(Saved entries)
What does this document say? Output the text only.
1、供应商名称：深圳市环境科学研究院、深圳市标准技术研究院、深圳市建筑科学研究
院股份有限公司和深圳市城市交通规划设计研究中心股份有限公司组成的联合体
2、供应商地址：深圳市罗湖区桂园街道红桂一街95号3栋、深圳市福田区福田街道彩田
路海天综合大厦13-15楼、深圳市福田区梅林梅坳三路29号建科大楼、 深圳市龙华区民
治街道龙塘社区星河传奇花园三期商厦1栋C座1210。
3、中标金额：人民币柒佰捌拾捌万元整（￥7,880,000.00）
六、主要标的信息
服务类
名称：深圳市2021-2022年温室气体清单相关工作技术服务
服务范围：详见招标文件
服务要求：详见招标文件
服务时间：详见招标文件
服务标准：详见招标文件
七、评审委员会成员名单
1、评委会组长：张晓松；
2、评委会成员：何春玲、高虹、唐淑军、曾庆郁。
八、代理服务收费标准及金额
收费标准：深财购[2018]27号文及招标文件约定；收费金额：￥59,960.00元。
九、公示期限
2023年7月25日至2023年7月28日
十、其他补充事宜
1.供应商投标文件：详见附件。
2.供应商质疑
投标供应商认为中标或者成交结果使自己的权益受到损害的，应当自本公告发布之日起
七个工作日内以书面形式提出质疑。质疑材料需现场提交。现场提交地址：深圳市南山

■ TASK INSTRUCTIONS
Go through the material above line by line and copy it exactly.

■ SOLVED EXERCISE
What does this document say? Output the text only.
1、供应商名称：深圳市环境科学研究院、深圳市标准技术研究院、深圳市建筑科学研究
院股份有限公司和深圳市城市交通规划设计研究中心股份有限公司组成的联合体
2、供应商地址：深圳市罗湖区桂园街道红桂一街95号3栋、深圳市福田区福田街道彩田
路海天综合大厦13-15楼、深圳市福田区梅林梅坳三路29号建科大楼、 深圳市龙华区民
治街道龙塘社区星河传奇花园三期商厦1栋C座1210。
3、中标金额：人民币柒佰捌拾捌万元整（￥7,880,000.00）
六、主要标的信息
服务类
名称：深圳市2021-2022年温室气体清单相关工作技术服务
服务范围：详见招标文件
服务要求：详见招标文件
服务时间：详见招标文件
服务标准：详见招标文件
七、评审委员会成员名单
1、评委会组长：张晓松；
2、评委会成员：何春玲、高虹、唐淑军、曾庆郁。
八、代理服务收费标准及金额
收费标准：深财购[2018]27号文及招标文件约定；收费金额：￥59,960.00元。
九、公示期限
2023年7月25日至2023年7月28日
十、其他补充事宜
1.供应商投标文件：详见附件。
2.供应商质疑
投标供应商认为中标或者成交结果使自己的权益受到损害的，应当自本公告发布之日起
七个工作日内以书面形式提出质疑。质疑材料需现场提交。现场提交地址：深圳市南山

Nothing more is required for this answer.